Problem =>
Each entry below is to be written out exactly, and the pictures are to be left out.
## begin Data shown
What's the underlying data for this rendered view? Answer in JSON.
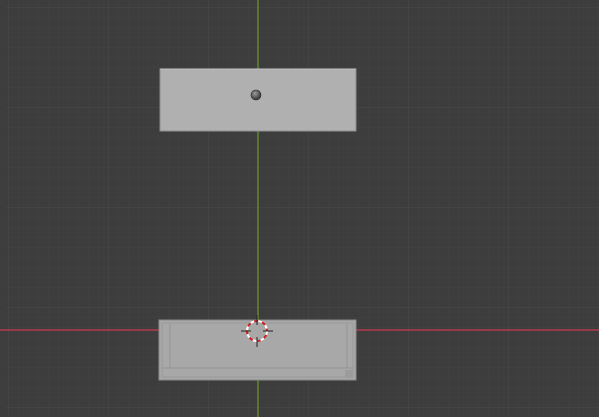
{
  "viewport": {
    "view_mode": "orthographic",
    "background_color": "#3d3d3d",
    "grid_minor_color": "#444444",
    "grid_major_color": "#4a4a4a",
    "axis_x_color": "#c93a4f",
    "axis_z_color": "#6a9a2a"
  },
  "objects": [
    {
      "name": "upper-box",
      "color": "#b0b0b0",
      "has_origin_point": true
    },
    {
      "name": "lower-box",
      "color": "#a8a8a8",
      "has_origin_point": false
    }
  ],
  "cursor_3d": {
    "visible": true,
    "ring_colors": [
      "#d02020",
      "#ffffff"
    ]
  }
}
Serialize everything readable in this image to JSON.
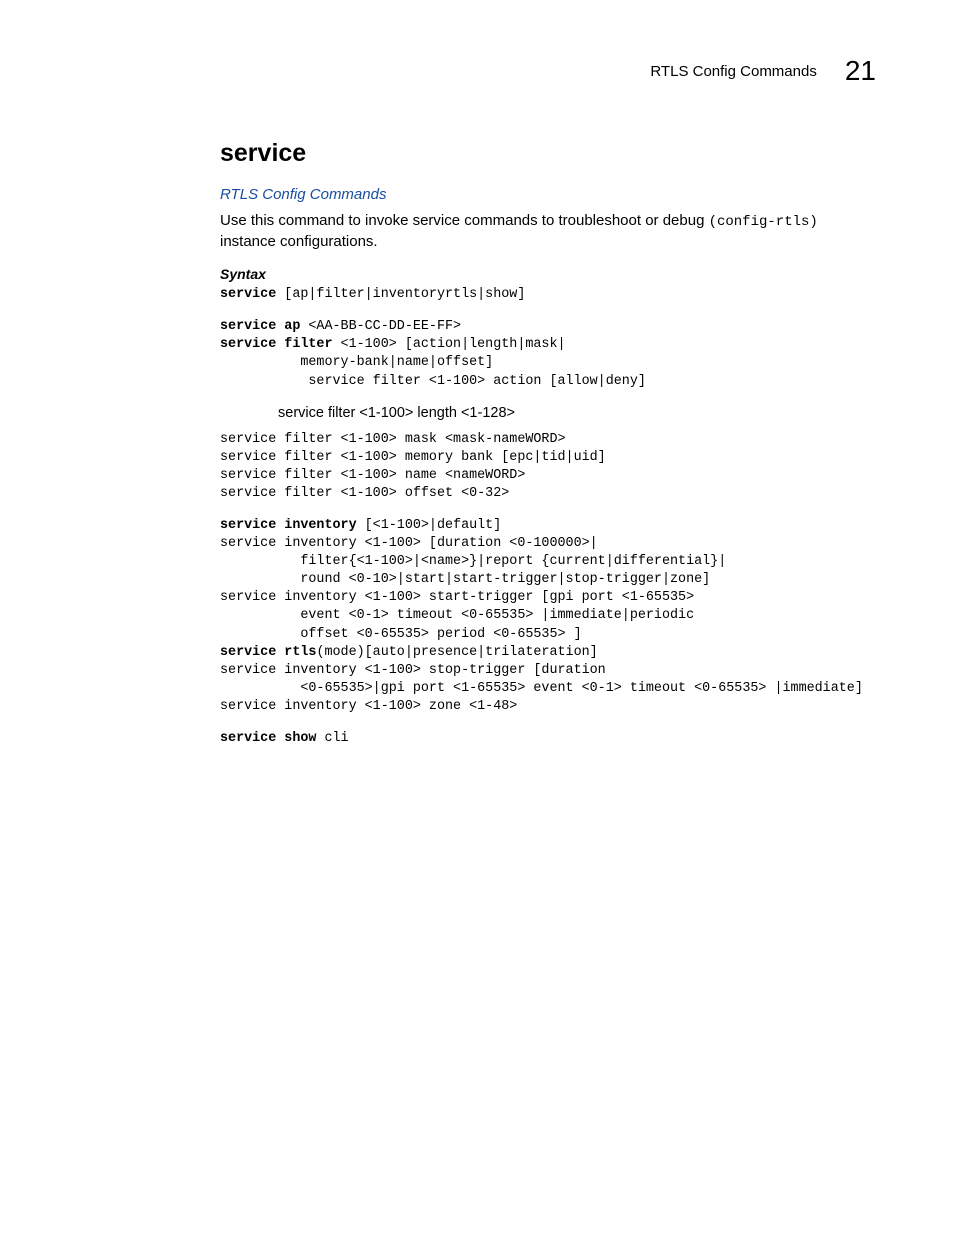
{
  "header": {
    "section": "RTLS Config Commands",
    "pagenum": "21"
  },
  "title": "service",
  "link": "RTLS Config Commands",
  "intro_prefix": "Use this command to invoke service commands to troubleshoot or debug ",
  "intro_mono": "(config-rtls)",
  "intro_suffix": " instance configurations.",
  "syntax_head": "Syntax",
  "code1_b": "service",
  "code1_r": " [ap|filter|inventoryrtls|show]",
  "code2_b": "service ap",
  "code2_r": " <AA-BB-CC-DD-EE-FF>",
  "code3_b": "service filter",
  "code3_r": " <1-100> [action|length|mask|\n          memory-bank|name|offset]\n           service filter <1-100> action [allow|deny]",
  "plain_line": "service filter <1-100> length <1-128>",
  "code4": "service filter <1-100> mask <mask-nameWORD>\nservice filter <1-100> memory bank [epc|tid|uid]\nservice filter <1-100> name <nameWORD>\nservice filter <1-100> offset <0-32>",
  "code5_b": "service inventory",
  "code5_r": " [<1-100>|default]\nservice inventory <1-100> [duration <0-100000>|\n          filter{<1-100>|<name>}|report {current|differential}|\n          round <0-10>|start|start-trigger|stop-trigger|zone]\nservice inventory <1-100> start-trigger [gpi port <1-65535>\n          event <0-1> timeout <0-65535> |immediate|periodic\n          offset <0-65535> period <0-65535> ]",
  "code6_b": "service rtls",
  "code6_r": "(mode)[auto|presence|trilateration]\nservice inventory <1-100> stop-trigger [duration\n          <0-65535>|gpi port <1-65535> event <0-1> timeout <0-65535> |immediate]\nservice inventory <1-100> zone <1-48>",
  "code7_b": "service show",
  "code7_r": " cli"
}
## end Data shown
Final result =>
What's the underlying data for this rendered view? Answer in JSON.
{
  "viewport": {
    "view_mode": "orthographic",
    "background_color": "#3d3d3d",
    "grid_minor_color": "#444444",
    "grid_major_color": "#4a4a4a",
    "axis_x_color": "#c93a4f",
    "axis_z_color": "#6a9a2a"
  },
  "objects": [
    {
      "name": "upper-box",
      "color": "#b0b0b0",
      "has_origin_point": true
    },
    {
      "name": "lower-box",
      "color": "#a8a8a8",
      "has_origin_point": false
    }
  ],
  "cursor_3d": {
    "visible": true,
    "ring_colors": [
      "#d02020",
      "#ffffff"
    ]
  }
}
Serialize everything readable in this image to JSON.
{
  "header": {
    "section": "RTLS Config Commands",
    "pagenum": "21"
  },
  "title": "service",
  "link": "RTLS Config Commands",
  "intro_prefix": "Use this command to invoke service commands to troubleshoot or debug ",
  "intro_mono": "(config-rtls)",
  "intro_suffix": " instance configurations.",
  "syntax_head": "Syntax",
  "code1_b": "service",
  "code1_r": " [ap|filter|inventoryrtls|show]",
  "code2_b": "service ap",
  "code2_r": " <AA-BB-CC-DD-EE-FF>",
  "code3_b": "service filter",
  "code3_r": " <1-100> [action|length|mask|\n          memory-bank|name|offset]\n           service filter <1-100> action [allow|deny]",
  "plain_line": "service filter <1-100> length <1-128>",
  "code4": "service filter <1-100> mask <mask-nameWORD>\nservice filter <1-100> memory bank [epc|tid|uid]\nservice filter <1-100> name <nameWORD>\nservice filter <1-100> offset <0-32>",
  "code5_b": "service inventory",
  "code5_r": " [<1-100>|default]\nservice inventory <1-100> [duration <0-100000>|\n          filter{<1-100>|<name>}|report {current|differential}|\n          round <0-10>|start|start-trigger|stop-trigger|zone]\nservice inventory <1-100> start-trigger [gpi port <1-65535>\n          event <0-1> timeout <0-65535> |immediate|periodic\n          offset <0-65535> period <0-65535> ]",
  "code6_b": "service rtls",
  "code6_r": "(mode)[auto|presence|trilateration]\nservice inventory <1-100> stop-trigger [duration\n          <0-65535>|gpi port <1-65535> event <0-1> timeout <0-65535> |immediate]\nservice inventory <1-100> zone <1-48>",
  "code7_b": "service show",
  "code7_r": " cli"
}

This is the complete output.